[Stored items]

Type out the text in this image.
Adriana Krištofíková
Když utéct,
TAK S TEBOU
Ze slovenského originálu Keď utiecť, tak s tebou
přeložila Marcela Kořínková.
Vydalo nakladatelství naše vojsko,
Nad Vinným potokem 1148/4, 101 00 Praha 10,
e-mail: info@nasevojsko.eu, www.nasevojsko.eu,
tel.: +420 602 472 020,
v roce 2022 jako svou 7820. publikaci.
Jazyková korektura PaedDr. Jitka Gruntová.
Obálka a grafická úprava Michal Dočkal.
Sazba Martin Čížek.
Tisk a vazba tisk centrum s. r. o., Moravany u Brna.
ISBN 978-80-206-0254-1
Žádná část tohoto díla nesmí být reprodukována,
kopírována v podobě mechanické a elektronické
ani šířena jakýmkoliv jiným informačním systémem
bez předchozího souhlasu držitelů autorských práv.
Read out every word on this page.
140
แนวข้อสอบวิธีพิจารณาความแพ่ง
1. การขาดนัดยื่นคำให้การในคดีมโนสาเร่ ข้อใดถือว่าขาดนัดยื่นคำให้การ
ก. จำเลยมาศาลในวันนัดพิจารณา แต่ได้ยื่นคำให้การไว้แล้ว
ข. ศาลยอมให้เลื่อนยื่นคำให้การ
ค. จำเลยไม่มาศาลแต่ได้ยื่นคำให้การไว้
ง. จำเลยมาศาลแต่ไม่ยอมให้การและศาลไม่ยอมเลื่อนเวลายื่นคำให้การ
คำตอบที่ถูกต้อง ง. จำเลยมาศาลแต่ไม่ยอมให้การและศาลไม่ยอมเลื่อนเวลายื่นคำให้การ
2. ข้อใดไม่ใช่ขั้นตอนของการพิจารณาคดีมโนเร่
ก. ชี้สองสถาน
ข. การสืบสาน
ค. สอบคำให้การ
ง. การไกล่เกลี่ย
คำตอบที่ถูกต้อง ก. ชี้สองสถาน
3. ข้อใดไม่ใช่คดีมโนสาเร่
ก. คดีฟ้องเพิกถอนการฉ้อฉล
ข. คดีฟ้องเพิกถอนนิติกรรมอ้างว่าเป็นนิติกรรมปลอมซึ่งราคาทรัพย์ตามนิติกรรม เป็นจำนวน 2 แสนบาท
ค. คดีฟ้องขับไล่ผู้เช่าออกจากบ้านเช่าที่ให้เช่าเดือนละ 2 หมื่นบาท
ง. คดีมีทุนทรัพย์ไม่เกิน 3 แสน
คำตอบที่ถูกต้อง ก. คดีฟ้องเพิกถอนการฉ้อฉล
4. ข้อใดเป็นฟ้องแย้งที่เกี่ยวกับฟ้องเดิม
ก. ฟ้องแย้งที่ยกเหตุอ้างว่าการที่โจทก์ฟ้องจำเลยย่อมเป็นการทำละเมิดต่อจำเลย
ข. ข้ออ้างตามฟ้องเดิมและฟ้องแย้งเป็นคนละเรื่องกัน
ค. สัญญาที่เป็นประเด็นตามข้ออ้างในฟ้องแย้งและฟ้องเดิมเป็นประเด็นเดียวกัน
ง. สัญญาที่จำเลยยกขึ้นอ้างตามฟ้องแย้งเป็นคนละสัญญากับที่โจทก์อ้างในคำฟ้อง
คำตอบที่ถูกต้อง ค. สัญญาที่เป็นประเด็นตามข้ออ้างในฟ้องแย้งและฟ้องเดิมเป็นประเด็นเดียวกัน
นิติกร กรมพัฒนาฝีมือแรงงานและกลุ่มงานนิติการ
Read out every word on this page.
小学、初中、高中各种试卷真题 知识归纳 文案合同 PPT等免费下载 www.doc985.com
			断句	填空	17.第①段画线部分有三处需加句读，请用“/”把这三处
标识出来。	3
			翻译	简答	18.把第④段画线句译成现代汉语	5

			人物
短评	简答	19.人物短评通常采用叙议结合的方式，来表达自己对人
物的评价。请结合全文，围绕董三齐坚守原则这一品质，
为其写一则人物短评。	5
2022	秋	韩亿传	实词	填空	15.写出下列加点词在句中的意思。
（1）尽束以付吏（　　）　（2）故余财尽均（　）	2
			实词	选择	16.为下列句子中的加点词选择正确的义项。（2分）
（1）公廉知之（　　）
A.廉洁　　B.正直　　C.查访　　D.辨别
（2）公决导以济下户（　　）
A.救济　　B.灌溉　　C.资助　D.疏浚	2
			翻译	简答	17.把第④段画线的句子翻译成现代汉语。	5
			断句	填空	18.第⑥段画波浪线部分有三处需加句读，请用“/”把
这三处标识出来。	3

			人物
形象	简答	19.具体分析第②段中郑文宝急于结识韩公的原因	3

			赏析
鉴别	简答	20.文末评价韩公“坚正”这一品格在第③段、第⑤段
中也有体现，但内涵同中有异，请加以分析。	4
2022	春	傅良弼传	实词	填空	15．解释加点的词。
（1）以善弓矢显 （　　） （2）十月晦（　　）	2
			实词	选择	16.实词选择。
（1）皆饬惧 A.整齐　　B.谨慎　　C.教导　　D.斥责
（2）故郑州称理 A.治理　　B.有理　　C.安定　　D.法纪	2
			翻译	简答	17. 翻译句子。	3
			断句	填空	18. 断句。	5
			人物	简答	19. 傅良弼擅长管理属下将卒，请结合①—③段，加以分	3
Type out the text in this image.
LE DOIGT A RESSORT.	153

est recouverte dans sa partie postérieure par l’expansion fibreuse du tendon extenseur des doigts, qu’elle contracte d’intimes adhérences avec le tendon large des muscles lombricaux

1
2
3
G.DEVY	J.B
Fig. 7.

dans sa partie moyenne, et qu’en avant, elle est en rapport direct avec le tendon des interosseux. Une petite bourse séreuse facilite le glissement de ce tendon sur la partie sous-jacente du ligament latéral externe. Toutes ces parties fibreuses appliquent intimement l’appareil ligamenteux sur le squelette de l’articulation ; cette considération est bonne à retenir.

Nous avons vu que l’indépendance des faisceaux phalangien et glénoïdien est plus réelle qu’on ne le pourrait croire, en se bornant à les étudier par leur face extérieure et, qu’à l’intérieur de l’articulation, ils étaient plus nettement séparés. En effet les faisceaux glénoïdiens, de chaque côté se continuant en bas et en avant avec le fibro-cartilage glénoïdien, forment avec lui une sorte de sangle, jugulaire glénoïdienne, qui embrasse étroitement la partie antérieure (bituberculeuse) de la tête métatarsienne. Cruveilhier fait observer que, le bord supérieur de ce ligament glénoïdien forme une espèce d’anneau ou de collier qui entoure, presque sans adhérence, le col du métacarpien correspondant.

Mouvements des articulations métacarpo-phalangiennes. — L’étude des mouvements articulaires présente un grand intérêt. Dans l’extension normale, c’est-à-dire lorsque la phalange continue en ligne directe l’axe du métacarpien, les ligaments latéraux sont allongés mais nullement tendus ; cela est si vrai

## [Exercise objective]
Set down each entry again, unchanged.

## [Response]
Type out the text in this image.
Adriana Krištofíková
Když utéct,
TAK S TEBOU
Ze slovenského originálu Keď utiecť, tak s tebou
přeložila Marcela Kořínková.
Vydalo nakladatelství naše vojsko,
Nad Vinným potokem 1148/4, 101 00 Praha 10,
e-mail: info@nasevojsko.eu, www.nasevojsko.eu,
tel.: +420 602 472 020,
v roce 2022 jako svou 7820. publikaci.
Jazyková korektura PaedDr. Jitka Gruntová.
Obálka a grafická úprava Michal Dočkal.
Sazba Martin Čížek.
Tisk a vazba tisk centrum s. r. o., Moravany u Brna.
ISBN 978-80-206-0254-1
Žádná část tohoto díla nesmí být reprodukována,
kopírována v podobě mechanické a elektronické
ani šířena jakýmkoliv jiným informačním systémem
bez předchozího souhlasu držitelů autorských práv.
Read out every word on this page.
140
แนวข้อสอบวิธีพิจารณาความแพ่ง
1. การขาดนัดยื่นคำให้การในคดีมโนสาเร่ ข้อใดถือว่าขาดนัดยื่นคำให้การ
ก. จำเลยมาศาลในวันนัดพิจารณา แต่ได้ยื่นคำให้การไว้แล้ว
ข. ศาลยอมให้เลื่อนยื่นคำให้การ
ค. จำเลยไม่มาศาลแต่ได้ยื่นคำให้การไว้
ง. จำเลยมาศาลแต่ไม่ยอมให้การและศาลไม่ยอมเลื่อนเวลายื่นคำให้การ
คำตอบที่ถูกต้อง ง. จำเลยมาศาลแต่ไม่ยอมให้การและศาลไม่ยอมเลื่อนเวลายื่นคำให้การ
2. ข้อใดไม่ใช่ขั้นตอนของการพิจารณาคดีมโนเร่
ก. ชี้สองสถาน
ข. การสืบสาน
ค. สอบคำให้การ
ง. การไกล่เกลี่ย
คำตอบที่ถูกต้อง ก. ชี้สองสถาน
3. ข้อใดไม่ใช่คดีมโนสาเร่
ก. คดีฟ้องเพิกถอนการฉ้อฉล
ข. คดีฟ้องเพิกถอนนิติกรรมอ้างว่าเป็นนิติกรรมปลอมซึ่งราคาทรัพย์ตามนิติกรรม เป็นจำนวน 2 แสนบาท
ค. คดีฟ้องขับไล่ผู้เช่าออกจากบ้านเช่าที่ให้เช่าเดือนละ 2 หมื่นบาท
ง. คดีมีทุนทรัพย์ไม่เกิน 3 แสน
คำตอบที่ถูกต้อง ก. คดีฟ้องเพิกถอนการฉ้อฉล
4. ข้อใดเป็นฟ้องแย้งที่เกี่ยวกับฟ้องเดิม
ก. ฟ้องแย้งที่ยกเหตุอ้างว่าการที่โจทก์ฟ้องจำเลยย่อมเป็นการทำละเมิดต่อจำเลย
ข. ข้ออ้างตามฟ้องเดิมและฟ้องแย้งเป็นคนละเรื่องกัน
ค. สัญญาที่เป็นประเด็นตามข้ออ้างในฟ้องแย้งและฟ้องเดิมเป็นประเด็นเดียวกัน
ง. สัญญาที่จำเลยยกขึ้นอ้างตามฟ้องแย้งเป็นคนละสัญญากับที่โจทก์อ้างในคำฟ้อง
คำตอบที่ถูกต้อง ค. สัญญาที่เป็นประเด็นตามข้ออ้างในฟ้องแย้งและฟ้องเดิมเป็นประเด็นเดียวกัน
นิติกร กรมพัฒนาฝีมือแรงงานและกลุ่มงานนิติการ
Read out every word on this page.
小学、初中、高中各种试卷真题 知识归纳 文案合同 PPT等免费下载 www.doc985.com
			断句	填空	17.第①段画线部分有三处需加句读，请用“/”把这三处
标识出来。	3
			翻译	简答	18.把第④段画线句译成现代汉语	5

			人物
短评	简答	19.人物短评通常采用叙议结合的方式，来表达自己对人
物的评价。请结合全文，围绕董三齐坚守原则这一品质，
为其写一则人物短评。	5
2022	秋	韩亿传	实词	填空	15.写出下列加点词在句中的意思。
（1）尽束以付吏（　　）　（2）故余财尽均（　）	2
			实词	选择	16.为下列句子中的加点词选择正确的义项。（2分）
（1）公廉知之（　　）
A.廉洁　　B.正直　　C.查访　　D.辨别
（2）公决导以济下户（　　）
A.救济　　B.灌溉　　C.资助　D.疏浚	2
			翻译	简答	17.把第④段画线的句子翻译成现代汉语。	5
			断句	填空	18.第⑥段画波浪线部分有三处需加句读，请用“/”把
这三处标识出来。	3

			人物
形象	简答	19.具体分析第②段中郑文宝急于结识韩公的原因	3

			赏析
鉴别	简答	20.文末评价韩公“坚正”这一品格在第③段、第⑤段
中也有体现，但内涵同中有异，请加以分析。	4
2022	春	傅良弼传	实词	填空	15．解释加点的词。
（1）以善弓矢显 （　　） （2）十月晦（　　）	2
			实词	选择	16.实词选择。
（1）皆饬惧 A.整齐　　B.谨慎　　C.教导　　D.斥责
（2）故郑州称理 A.治理　　B.有理　　C.安定　　D.法纪	2
			翻译	简答	17. 翻译句子。	3
			断句	填空	18. 断句。	5
			人物	简答	19. 傅良弼擅长管理属下将卒，请结合①—③段，加以分	3
Type out the text in this image.
LE DOIGT A RESSORT.	153

est recouverte dans sa partie postérieure par l’expansion fibreuse du tendon extenseur des doigts, qu’elle contracte d’intimes adhérences avec le tendon large des muscles lombricaux

1
2
3
G.DEVY	J.B
Fig. 7.

dans sa partie moyenne, et qu’en avant, elle est en rapport direct avec le tendon des interosseux. Une petite bourse séreuse facilite le glissement de ce tendon sur la partie sous-jacente du ligament latéral externe. Toutes ces parties fibreuses appliquent intimement l’appareil ligamenteux sur le squelette de l’articulation ; cette considération est bonne à retenir.

Nous avons vu que l’indépendance des faisceaux phalangien et glénoïdien est plus réelle qu’on ne le pourrait croire, en se bornant à les étudier par leur face extérieure et, qu’à l’intérieur de l’articulation, ils étaient plus nettement séparés. En effet les faisceaux glénoïdiens, de chaque côté se continuant en bas et en avant avec le fibro-cartilage glénoïdien, forment avec lui une sorte de sangle, jugulaire glénoïdienne, qui embrasse étroitement la partie antérieure (bituberculeuse) de la tête métatarsienne. Cruveilhier fait observer que, le bord supérieur de ce ligament glénoïdien forme une espèce d’anneau ou de collier qui entoure, presque sans adhérence, le col du métacarpien correspondant.

Mouvements des articulations métacarpo-phalangiennes. — L’étude des mouvements articulaires présente un grand intérêt. Dans l’extension normale, c’est-à-dire lorsque la phalange continue en ligne directe l’axe du métacarpien, les ligaments latéraux sont allongés mais nullement tendus ; cela est si vrai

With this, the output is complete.